# [DIRECTIVE]
Extract all lines from the data beneath that include the word "JSON".

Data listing
--*--

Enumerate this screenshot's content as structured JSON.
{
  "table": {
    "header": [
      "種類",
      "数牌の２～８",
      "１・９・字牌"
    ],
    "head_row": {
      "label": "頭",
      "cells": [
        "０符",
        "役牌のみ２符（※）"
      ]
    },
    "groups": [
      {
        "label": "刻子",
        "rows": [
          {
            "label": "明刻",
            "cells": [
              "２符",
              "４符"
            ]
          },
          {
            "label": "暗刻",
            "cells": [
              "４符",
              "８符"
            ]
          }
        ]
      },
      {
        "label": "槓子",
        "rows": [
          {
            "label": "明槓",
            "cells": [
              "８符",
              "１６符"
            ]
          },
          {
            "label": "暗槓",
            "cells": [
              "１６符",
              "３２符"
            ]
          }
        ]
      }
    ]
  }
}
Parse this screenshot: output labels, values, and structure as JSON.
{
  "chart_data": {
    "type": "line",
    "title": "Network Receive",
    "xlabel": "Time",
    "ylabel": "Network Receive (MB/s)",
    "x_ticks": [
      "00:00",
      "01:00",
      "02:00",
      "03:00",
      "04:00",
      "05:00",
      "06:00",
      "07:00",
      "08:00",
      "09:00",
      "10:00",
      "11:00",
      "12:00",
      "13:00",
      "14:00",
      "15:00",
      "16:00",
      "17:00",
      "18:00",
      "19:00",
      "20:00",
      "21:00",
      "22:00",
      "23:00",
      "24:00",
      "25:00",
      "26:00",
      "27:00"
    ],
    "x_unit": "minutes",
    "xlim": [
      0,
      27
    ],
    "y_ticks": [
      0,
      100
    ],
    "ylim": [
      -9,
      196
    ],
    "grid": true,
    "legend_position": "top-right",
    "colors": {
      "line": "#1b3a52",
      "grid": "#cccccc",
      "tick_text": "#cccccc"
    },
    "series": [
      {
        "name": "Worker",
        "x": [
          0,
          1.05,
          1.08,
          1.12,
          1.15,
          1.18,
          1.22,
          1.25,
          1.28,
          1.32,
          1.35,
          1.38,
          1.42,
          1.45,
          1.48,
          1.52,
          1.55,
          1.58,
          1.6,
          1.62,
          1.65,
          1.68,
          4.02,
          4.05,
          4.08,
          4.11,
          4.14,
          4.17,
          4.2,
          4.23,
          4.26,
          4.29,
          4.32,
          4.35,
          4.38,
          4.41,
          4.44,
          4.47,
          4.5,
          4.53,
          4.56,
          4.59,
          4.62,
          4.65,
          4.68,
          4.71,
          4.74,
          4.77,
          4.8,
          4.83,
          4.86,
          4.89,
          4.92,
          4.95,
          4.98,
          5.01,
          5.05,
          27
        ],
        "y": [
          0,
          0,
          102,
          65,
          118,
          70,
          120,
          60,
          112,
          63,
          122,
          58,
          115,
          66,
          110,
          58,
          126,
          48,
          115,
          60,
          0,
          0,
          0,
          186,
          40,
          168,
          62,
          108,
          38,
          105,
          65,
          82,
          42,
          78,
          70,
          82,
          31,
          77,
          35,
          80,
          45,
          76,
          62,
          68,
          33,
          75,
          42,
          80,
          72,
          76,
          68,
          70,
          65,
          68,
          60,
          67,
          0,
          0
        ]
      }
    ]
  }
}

--*--

# [ANSWER TO THE PROBLEM]
Enumerate this screenshot's content as structured JSON.
Parse this screenshot: output labels, values, and structure as JSON.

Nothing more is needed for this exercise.